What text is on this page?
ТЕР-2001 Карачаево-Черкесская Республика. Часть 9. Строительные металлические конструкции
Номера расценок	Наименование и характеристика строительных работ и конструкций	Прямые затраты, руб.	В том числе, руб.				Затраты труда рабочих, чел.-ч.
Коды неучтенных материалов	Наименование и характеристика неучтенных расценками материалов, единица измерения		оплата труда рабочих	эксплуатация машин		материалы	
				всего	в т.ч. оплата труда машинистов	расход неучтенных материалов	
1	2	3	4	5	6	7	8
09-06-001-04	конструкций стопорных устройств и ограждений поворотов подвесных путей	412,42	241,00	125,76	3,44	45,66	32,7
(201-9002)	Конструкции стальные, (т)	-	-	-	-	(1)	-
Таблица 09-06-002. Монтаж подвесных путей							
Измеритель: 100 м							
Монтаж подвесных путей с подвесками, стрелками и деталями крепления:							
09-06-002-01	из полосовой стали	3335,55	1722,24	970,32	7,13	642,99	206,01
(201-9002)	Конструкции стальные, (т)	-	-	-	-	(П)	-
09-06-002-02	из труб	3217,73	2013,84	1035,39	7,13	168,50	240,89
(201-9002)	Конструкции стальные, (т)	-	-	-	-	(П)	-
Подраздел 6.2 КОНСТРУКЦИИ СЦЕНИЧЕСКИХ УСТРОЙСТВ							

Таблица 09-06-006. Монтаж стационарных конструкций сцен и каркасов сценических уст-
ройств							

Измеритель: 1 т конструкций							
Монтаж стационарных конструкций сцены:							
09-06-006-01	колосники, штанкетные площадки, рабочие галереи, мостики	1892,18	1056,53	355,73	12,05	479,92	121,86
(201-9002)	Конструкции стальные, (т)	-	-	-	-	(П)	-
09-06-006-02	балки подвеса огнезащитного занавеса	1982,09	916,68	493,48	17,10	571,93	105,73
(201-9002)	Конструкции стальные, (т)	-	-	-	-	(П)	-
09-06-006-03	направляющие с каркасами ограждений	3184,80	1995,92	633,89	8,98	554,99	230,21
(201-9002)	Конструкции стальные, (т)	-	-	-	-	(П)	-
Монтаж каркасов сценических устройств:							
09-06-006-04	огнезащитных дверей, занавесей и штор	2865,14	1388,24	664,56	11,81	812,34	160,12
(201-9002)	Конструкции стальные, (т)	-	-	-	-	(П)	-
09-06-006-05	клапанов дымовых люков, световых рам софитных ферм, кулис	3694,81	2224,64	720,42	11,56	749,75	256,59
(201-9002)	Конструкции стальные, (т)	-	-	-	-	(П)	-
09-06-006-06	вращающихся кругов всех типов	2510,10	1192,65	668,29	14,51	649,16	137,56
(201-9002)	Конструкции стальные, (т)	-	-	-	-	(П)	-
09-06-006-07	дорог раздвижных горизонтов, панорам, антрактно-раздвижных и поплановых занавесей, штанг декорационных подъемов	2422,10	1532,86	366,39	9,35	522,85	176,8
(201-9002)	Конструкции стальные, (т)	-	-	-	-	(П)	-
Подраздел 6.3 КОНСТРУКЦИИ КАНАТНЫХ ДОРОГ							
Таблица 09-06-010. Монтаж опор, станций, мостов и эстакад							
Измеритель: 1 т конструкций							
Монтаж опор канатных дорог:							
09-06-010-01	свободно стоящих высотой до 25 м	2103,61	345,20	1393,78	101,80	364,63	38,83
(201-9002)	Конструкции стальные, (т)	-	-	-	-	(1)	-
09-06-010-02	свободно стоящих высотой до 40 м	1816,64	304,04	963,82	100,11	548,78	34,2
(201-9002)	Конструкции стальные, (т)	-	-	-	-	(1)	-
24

* * * * * * *

◆ **Direction**
Repeat the material in full, exactly as it stands.

◆ **The answer**
What text is on this page?
ТЕР-2001 Карачаево-Черкесская Республика. Часть 9. Строительные металлические конструкции
Номера расценок	Наименование и характеристика строительных работ и конструкций	Прямые затраты, руб.	В том числе, руб.				Затраты труда рабочих, чел.-ч.
Коды неучтенных материалов	Наименование и характеристика неучтенных расценками материалов, единица измерения		оплата труда рабочих	эксплуатация машин		материалы	
				всего	в т.ч. оплата труда машинистов	расход неучтенных материалов	
1	2	3	4	5	6	7	8
09-06-001-04	конструкций стопорных устройств и ограждений поворотов подвесных путей	412,42	241,00	125,76	3,44	45,66	32,7
(201-9002)	Конструкции стальные, (т)	-	-	-	-	(1)	-
Таблица 09-06-002. Монтаж подвесных путей							
Измеритель: 100 м							
Монтаж подвесных путей с подвесками, стрелками и деталями крепления:							
09-06-002-01	из полосовой стали	3335,55	1722,24	970,32	7,13	642,99	206,01
(201-9002)	Конструкции стальные, (т)	-	-	-	-	(П)	-
09-06-002-02	из труб	3217,73	2013,84	1035,39	7,13	168,50	240,89
(201-9002)	Конструкции стальные, (т)	-	-	-	-	(П)	-
Подраздел 6.2 КОНСТРУКЦИИ СЦЕНИЧЕСКИХ УСТРОЙСТВ							

Таблица 09-06-006. Монтаж стационарных конструкций сцен и каркасов сценических уст-
ройств							

Измеритель: 1 т конструкций							
Монтаж стационарных конструкций сцены:							
09-06-006-01	колосники, штанкетные площадки, рабочие галереи, мостики	1892,18	1056,53	355,73	12,05	479,92	121,86
(201-9002)	Конструкции стальные, (т)	-	-	-	-	(П)	-
09-06-006-02	балки подвеса огнезащитного занавеса	1982,09	916,68	493,48	17,10	571,93	105,73
(201-9002)	Конструкции стальные, (т)	-	-	-	-	(П)	-
09-06-006-03	направляющие с каркасами ограждений	3184,80	1995,92	633,89	8,98	554,99	230,21
(201-9002)	Конструкции стальные, (т)	-	-	-	-	(П)	-
Монтаж каркасов сценических устройств:							
09-06-006-04	огнезащитных дверей, занавесей и штор	2865,14	1388,24	664,56	11,81	812,34	160,12
(201-9002)	Конструкции стальные, (т)	-	-	-	-	(П)	-
09-06-006-05	клапанов дымовых люков, световых рам софитных ферм, кулис	3694,81	2224,64	720,42	11,56	749,75	256,59
(201-9002)	Конструкции стальные, (т)	-	-	-	-	(П)	-
09-06-006-06	вращающихся кругов всех типов	2510,10	1192,65	668,29	14,51	649,16	137,56
(201-9002)	Конструкции стальные, (т)	-	-	-	-	(П)	-
09-06-006-07	дорог раздвижных горизонтов, панорам, антрактно-раздвижных и поплановых занавесей, штанг декорационных подъемов	2422,10	1532,86	366,39	9,35	522,85	176,8
(201-9002)	Конструкции стальные, (т)	-	-	-	-	(П)	-
Подраздел 6.3 КОНСТРУКЦИИ КАНАТНЫХ ДОРОГ							
Таблица 09-06-010. Монтаж опор, станций, мостов и эстакад							
Измеритель: 1 т конструкций							
Монтаж опор канатных дорог:							
09-06-010-01	свободно стоящих высотой до 25 м	2103,61	345,20	1393,78	101,80	364,63	38,83
(201-9002)	Конструкции стальные, (т)	-	-	-	-	(1)	-
09-06-010-02	свободно стоящих высотой до 40 м	1816,64	304,04	963,82	100,11	548,78	34,2
(201-9002)	Конструкции стальные, (т)	-	-	-	-	(1)	-
24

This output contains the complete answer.